## Start STORED RECORDS
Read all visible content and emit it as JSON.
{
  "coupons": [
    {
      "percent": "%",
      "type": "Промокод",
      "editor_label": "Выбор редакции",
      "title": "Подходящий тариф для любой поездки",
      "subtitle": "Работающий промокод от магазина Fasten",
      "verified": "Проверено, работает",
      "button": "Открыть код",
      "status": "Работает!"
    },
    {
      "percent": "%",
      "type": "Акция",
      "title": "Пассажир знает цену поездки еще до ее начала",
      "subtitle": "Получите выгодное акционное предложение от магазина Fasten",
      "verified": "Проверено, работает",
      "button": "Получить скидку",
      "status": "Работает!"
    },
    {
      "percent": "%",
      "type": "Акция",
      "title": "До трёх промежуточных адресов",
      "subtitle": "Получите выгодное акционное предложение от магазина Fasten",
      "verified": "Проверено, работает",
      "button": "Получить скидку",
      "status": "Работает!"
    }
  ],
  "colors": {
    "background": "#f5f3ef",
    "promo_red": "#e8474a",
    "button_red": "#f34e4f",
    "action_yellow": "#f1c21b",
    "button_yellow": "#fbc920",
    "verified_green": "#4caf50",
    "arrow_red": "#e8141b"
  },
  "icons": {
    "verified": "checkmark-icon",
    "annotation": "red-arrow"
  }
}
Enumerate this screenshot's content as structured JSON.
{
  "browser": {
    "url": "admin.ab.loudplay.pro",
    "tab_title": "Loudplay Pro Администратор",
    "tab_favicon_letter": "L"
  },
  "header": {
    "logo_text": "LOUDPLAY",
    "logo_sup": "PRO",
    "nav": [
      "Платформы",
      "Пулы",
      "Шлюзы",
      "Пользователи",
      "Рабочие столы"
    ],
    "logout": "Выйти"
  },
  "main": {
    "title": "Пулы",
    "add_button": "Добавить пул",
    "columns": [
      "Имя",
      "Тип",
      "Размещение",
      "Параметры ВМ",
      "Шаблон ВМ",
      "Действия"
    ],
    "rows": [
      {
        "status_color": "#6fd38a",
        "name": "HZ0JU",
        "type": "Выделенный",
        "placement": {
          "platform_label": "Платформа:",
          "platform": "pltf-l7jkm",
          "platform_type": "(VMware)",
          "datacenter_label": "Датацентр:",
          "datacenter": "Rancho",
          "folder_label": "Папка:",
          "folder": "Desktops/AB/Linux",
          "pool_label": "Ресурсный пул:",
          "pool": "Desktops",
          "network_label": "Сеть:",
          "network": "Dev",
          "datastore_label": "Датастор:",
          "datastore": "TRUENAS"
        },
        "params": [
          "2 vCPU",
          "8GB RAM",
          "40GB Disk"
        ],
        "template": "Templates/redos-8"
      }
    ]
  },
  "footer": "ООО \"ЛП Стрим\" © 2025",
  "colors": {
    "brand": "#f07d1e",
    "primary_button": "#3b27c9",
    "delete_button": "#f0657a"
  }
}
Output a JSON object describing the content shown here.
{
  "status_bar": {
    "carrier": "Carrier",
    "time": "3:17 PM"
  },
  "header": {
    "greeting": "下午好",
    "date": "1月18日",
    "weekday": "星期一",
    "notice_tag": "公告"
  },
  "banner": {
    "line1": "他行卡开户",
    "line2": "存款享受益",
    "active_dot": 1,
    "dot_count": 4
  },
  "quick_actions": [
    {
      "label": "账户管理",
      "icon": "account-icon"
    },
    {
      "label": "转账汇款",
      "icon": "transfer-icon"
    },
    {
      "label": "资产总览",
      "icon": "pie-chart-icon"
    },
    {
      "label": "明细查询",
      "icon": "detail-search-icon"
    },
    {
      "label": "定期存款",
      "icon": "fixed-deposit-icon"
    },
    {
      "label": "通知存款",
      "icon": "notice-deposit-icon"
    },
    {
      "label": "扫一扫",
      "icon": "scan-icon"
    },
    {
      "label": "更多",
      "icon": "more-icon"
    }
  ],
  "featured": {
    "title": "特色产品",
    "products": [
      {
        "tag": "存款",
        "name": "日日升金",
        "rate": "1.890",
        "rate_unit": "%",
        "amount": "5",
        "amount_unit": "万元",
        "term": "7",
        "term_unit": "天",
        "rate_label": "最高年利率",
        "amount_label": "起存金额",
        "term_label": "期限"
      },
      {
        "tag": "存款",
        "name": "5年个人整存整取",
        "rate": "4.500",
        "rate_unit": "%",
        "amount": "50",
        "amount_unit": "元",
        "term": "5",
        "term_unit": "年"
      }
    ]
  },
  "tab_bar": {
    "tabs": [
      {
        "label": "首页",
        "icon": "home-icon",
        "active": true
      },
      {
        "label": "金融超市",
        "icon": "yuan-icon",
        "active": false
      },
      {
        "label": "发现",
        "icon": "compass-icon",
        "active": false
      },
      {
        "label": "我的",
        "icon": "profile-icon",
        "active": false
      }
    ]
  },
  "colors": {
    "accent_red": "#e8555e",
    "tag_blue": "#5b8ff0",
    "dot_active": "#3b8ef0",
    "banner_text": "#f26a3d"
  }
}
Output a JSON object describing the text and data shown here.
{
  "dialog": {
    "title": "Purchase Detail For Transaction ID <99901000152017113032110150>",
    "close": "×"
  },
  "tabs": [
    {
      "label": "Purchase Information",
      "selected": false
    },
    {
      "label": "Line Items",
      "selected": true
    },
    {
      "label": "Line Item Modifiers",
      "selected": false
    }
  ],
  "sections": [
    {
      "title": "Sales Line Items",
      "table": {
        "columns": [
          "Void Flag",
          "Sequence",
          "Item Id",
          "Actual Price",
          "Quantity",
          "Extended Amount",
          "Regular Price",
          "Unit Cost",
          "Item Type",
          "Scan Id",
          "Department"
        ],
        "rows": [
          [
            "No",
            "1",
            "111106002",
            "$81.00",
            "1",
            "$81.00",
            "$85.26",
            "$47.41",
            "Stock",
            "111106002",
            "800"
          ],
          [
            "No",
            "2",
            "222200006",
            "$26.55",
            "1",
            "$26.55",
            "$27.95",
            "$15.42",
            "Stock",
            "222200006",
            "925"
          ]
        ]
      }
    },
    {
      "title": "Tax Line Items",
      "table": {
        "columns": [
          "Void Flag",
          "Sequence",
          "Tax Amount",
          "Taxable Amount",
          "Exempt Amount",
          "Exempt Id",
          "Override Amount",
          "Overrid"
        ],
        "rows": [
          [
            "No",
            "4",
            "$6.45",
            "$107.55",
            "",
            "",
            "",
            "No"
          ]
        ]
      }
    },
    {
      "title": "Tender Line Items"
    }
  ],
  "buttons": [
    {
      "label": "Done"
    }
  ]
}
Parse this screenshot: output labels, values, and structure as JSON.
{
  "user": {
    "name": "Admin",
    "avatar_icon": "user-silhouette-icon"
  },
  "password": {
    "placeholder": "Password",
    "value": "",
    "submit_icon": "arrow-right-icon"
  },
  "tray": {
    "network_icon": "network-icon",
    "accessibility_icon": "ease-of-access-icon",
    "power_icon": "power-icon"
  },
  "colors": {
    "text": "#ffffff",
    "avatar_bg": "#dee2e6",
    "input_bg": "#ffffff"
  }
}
## End STORED RECORDS
# WORK INSTRUCTIONS
Write the lines out verbatim, from the one with "Parse this screenshot: output" through the last line of the entries, and stop there.

# ANSWER FOR THE TASK
Parse this screenshot: output labels, values, and structure as JSON.
{
  "user": {
    "name": "Admin",
    "avatar_icon": "user-silhouette-icon"
  },
  "password": {
    "placeholder": "Password",
    "value": "",
    "submit_icon": "arrow-right-icon"
  },
  "tray": {
    "network_icon": "network-icon",
    "accessibility_icon": "ease-of-access-icon",
    "power_icon": "power-icon"
  },
  "colors": {
    "text": "#ffffff",
    "avatar_bg": "#dee2e6",
    "input_bg": "#ffffff"
  }
}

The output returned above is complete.